» YOUR INSTRUCTIONS:
Quote every line as given.

» SOURCE RECORDS:
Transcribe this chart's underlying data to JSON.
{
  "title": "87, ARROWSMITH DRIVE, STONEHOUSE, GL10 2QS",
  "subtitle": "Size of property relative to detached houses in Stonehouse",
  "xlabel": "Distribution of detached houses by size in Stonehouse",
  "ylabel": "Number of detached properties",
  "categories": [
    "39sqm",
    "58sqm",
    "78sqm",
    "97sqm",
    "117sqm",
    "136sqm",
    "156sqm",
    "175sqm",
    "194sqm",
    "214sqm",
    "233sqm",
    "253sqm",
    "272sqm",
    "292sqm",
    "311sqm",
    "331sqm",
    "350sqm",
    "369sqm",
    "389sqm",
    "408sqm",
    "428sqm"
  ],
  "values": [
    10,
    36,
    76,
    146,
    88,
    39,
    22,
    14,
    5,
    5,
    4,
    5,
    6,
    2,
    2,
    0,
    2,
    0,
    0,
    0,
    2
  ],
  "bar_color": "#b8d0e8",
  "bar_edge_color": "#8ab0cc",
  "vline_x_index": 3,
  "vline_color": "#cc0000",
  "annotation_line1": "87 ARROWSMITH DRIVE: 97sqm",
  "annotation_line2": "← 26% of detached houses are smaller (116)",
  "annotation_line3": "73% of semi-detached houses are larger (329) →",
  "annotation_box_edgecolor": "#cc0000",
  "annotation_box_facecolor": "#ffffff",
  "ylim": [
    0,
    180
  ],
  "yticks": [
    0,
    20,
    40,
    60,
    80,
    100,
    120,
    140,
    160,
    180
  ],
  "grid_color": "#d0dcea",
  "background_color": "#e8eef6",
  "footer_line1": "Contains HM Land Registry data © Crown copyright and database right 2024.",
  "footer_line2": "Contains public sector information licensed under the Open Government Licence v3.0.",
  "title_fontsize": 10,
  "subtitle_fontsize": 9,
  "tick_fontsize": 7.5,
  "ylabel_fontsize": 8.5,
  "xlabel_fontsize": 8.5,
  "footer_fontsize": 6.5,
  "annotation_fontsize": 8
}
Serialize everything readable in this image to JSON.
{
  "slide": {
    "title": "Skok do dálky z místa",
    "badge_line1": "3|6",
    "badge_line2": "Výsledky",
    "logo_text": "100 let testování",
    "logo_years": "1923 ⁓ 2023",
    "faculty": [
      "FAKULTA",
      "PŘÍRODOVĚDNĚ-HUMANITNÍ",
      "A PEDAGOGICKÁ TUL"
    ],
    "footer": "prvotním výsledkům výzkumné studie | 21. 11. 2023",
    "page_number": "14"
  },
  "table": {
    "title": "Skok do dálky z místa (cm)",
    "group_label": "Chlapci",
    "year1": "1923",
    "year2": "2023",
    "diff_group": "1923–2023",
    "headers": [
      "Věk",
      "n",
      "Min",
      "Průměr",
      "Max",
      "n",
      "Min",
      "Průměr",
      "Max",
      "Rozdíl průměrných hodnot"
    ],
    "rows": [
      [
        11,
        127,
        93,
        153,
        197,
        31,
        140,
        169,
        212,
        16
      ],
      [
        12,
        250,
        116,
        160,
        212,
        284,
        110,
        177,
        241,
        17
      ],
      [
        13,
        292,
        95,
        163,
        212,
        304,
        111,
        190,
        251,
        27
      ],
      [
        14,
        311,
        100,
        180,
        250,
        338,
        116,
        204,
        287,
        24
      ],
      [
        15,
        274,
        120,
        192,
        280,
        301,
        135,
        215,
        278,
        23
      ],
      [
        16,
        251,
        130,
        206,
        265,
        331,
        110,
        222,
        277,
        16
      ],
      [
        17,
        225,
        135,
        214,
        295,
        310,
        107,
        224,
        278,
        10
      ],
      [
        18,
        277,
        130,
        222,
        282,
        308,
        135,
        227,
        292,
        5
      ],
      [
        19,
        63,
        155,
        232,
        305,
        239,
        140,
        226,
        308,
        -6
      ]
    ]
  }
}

» WORKED SOLUTION:
Transcribe this chart's underlying data to JSON.
{
  "title": "87, ARROWSMITH DRIVE, STONEHOUSE, GL10 2QS",
  "subtitle": "Size of property relative to detached houses in Stonehouse",
  "xlabel": "Distribution of detached houses by size in Stonehouse",
  "ylabel": "Number of detached properties",
  "categories": [
    "39sqm",
    "58sqm",
    "78sqm",
    "97sqm",
    "117sqm",
    "136sqm",
    "156sqm",
    "175sqm",
    "194sqm",
    "214sqm",
    "233sqm",
    "253sqm",
    "272sqm",
    "292sqm",
    "311sqm",
    "331sqm",
    "350sqm",
    "369sqm",
    "389sqm",
    "408sqm",
    "428sqm"
  ],
  "values": [
    10,
    36,
    76,
    146,
    88,
    39,
    22,
    14,
    5,
    5,
    4,
    5,
    6,
    2,
    2,
    0,
    2,
    0,
    0,
    0,
    2
  ],
  "bar_color": "#b8d0e8",
  "bar_edge_color": "#8ab0cc",
  "vline_x_index": 3,
  "vline_color": "#cc0000",
  "annotation_line1": "87 ARROWSMITH DRIVE: 97sqm",
  "annotation_line2": "← 26% of detached houses are smaller (116)",
  "annotation_line3": "73% of semi-detached houses are larger (329) →",
  "annotation_box_edgecolor": "#cc0000",
  "annotation_box_facecolor": "#ffffff",
  "ylim": [
    0,
    180
  ],
  "yticks": [
    0,
    20,
    40,
    60,
    80,
    100,
    120,
    140,
    160,
    180
  ],
  "grid_color": "#d0dcea",
  "background_color": "#e8eef6",
  "footer_line1": "Contains HM Land Registry data © Crown copyright and database right 2024.",
  "footer_line2": "Contains public sector information licensed under the Open Government Licence v3.0.",
  "title_fontsize": 10,
  "subtitle_fontsize": 9,
  "tick_fontsize": 7.5,
  "ylabel_fontsize": 8.5,
  "xlabel_fontsize": 8.5,
  "footer_fontsize": 6.5,
  "annotation_fontsize": 8
}
Serialize everything readable in this image to JSON.
{
  "slide": {
    "title": "Skok do dálky z místa",
    "badge_line1": "3|6",
    "badge_line2": "Výsledky",
    "logo_text": "100 let testování",
    "logo_years": "1923 ⁓ 2023",
    "faculty": [
      "FAKULTA",
      "PŘÍRODOVĚDNĚ-HUMANITNÍ",
      "A PEDAGOGICKÁ TUL"
    ],
    "footer": "prvotním výsledkům výzkumné studie | 21. 11. 2023",
    "page_number": "14"
  },
  "table": {
    "title": "Skok do dálky z místa (cm)",
    "group_label": "Chlapci",
    "year1": "1923",
    "year2": "2023",
    "diff_group": "1923–2023",
    "headers": [
      "Věk",
      "n",
      "Min",
      "Průměr",
      "Max",
      "n",
      "Min",
      "Průměr",
      "Max",
      "Rozdíl průměrných hodnot"
    ],
    "rows": [
      [
        11,
        127,
        93,
        153,
        197,
        31,
        140,
        169,
        212,
        16
      ],
      [
        12,
        250,
        116,
        160,
        212,
        284,
        110,
        177,
        241,
        17
      ],
      [
        13,
        292,
        95,
        163,
        212,
        304,
        111,
        190,
        251,
        27
      ],
      [
        14,
        311,
        100,
        180,
        250,
        338,
        116,
        204,
        287,
        24
      ],
      [
        15,
        274,
        120,
        192,
        280,
        301,
        135,
        215,
        278,
        23
      ],
      [
        16,
        251,
        130,
        206,
        265,
        331,
        110,
        222,
        277,
        16
      ],
      [
        17,
        225,
        135,
        214,
        295,
        310,
        107,
        224,
        278,
        10
      ],
      [
        18,
        277,
        130,
        222,
        282,
        308,
        135,
        227,
        292,
        5
      ],
      [
        19,
        63,
        155,
        232,
        305,
        239,
        140,
        226,
        308,
        -6
      ]
    ]
  }
}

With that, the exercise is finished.